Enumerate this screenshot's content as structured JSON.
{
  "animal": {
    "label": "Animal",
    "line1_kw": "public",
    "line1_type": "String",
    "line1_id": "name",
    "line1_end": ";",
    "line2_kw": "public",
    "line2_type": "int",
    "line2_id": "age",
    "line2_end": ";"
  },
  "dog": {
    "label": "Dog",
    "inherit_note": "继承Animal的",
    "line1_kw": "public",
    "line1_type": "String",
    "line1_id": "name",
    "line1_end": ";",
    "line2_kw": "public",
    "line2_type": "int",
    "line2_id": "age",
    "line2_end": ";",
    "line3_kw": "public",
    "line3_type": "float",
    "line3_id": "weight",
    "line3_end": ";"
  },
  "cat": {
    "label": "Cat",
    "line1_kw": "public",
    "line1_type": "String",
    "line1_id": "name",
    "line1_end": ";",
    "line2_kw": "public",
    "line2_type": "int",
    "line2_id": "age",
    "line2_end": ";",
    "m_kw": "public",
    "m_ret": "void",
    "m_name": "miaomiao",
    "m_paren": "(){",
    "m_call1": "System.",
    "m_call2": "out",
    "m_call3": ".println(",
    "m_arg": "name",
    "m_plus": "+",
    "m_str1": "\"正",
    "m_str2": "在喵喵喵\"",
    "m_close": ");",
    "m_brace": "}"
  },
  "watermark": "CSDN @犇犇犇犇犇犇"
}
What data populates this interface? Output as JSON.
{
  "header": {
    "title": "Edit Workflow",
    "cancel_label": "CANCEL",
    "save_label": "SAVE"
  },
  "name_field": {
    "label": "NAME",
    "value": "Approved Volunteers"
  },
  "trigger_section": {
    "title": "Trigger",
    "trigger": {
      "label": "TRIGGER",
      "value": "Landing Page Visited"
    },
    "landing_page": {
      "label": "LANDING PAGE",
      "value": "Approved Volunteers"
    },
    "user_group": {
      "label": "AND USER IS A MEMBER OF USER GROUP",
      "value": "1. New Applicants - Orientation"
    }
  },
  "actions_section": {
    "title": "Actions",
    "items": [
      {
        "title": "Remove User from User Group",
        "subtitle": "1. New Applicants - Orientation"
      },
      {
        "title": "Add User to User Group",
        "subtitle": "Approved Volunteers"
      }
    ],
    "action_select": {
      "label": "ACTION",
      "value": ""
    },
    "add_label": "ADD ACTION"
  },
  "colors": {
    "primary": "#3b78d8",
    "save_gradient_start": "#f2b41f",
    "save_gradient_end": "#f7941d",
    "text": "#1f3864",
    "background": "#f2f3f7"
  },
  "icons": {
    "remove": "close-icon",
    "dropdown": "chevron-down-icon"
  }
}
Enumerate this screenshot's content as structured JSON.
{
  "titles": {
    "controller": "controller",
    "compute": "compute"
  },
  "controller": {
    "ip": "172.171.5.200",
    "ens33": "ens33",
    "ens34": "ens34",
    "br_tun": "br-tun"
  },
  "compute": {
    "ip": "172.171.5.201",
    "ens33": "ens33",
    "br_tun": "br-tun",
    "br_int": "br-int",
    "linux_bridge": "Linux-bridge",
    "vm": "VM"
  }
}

» **Work to complete**: Give the material above again, word for word.

» **Answer to this exercise**:
Enumerate this screenshot's content as structured JSON.
{
  "animal": {
    "label": "Animal",
    "line1_kw": "public",
    "line1_type": "String",
    "line1_id": "name",
    "line1_end": ";",
    "line2_kw": "public",
    "line2_type": "int",
    "line2_id": "age",
    "line2_end": ";"
  },
  "dog": {
    "label": "Dog",
    "inherit_note": "继承Animal的",
    "line1_kw": "public",
    "line1_type": "String",
    "line1_id": "name",
    "line1_end": ";",
    "line2_kw": "public",
    "line2_type": "int",
    "line2_id": "age",
    "line2_end": ";",
    "line3_kw": "public",
    "line3_type": "float",
    "line3_id": "weight",
    "line3_end": ";"
  },
  "cat": {
    "label": "Cat",
    "line1_kw": "public",
    "line1_type": "String",
    "line1_id": "name",
    "line1_end": ";",
    "line2_kw": "public",
    "line2_type": "int",
    "line2_id": "age",
    "line2_end": ";",
    "m_kw": "public",
    "m_ret": "void",
    "m_name": "miaomiao",
    "m_paren": "(){",
    "m_call1": "System.",
    "m_call2": "out",
    "m_call3": ".println(",
    "m_arg": "name",
    "m_plus": "+",
    "m_str1": "\"正",
    "m_str2": "在喵喵喵\"",
    "m_close": ");",
    "m_brace": "}"
  },
  "watermark": "CSDN @犇犇犇犇犇犇"
}
What data populates this interface? Output as JSON.
{
  "header": {
    "title": "Edit Workflow",
    "cancel_label": "CANCEL",
    "save_label": "SAVE"
  },
  "name_field": {
    "label": "NAME",
    "value": "Approved Volunteers"
  },
  "trigger_section": {
    "title": "Trigger",
    "trigger": {
      "label": "TRIGGER",
      "value": "Landing Page Visited"
    },
    "landing_page": {
      "label": "LANDING PAGE",
      "value": "Approved Volunteers"
    },
    "user_group": {
      "label": "AND USER IS A MEMBER OF USER GROUP",
      "value": "1. New Applicants - Orientation"
    }
  },
  "actions_section": {
    "title": "Actions",
    "items": [
      {
        "title": "Remove User from User Group",
        "subtitle": "1. New Applicants - Orientation"
      },
      {
        "title": "Add User to User Group",
        "subtitle": "Approved Volunteers"
      }
    ],
    "action_select": {
      "label": "ACTION",
      "value": ""
    },
    "add_label": "ADD ACTION"
  },
  "colors": {
    "primary": "#3b78d8",
    "save_gradient_start": "#f2b41f",
    "save_gradient_end": "#f7941d",
    "text": "#1f3864",
    "background": "#f2f3f7"
  },
  "icons": {
    "remove": "close-icon",
    "dropdown": "chevron-down-icon"
  }
}
Enumerate this screenshot's content as structured JSON.
{
  "titles": {
    "controller": "controller",
    "compute": "compute"
  },
  "controller": {
    "ip": "172.171.5.200",
    "ens33": "ens33",
    "ens34": "ens34",
    "br_tun": "br-tun"
  },
  "compute": {
    "ip": "172.171.5.201",
    "ens33": "ens33",
    "br_tun": "br-tun",
    "br_int": "br-int",
    "linux_bridge": "Linux-bridge",
    "vm": "VM"
  }
}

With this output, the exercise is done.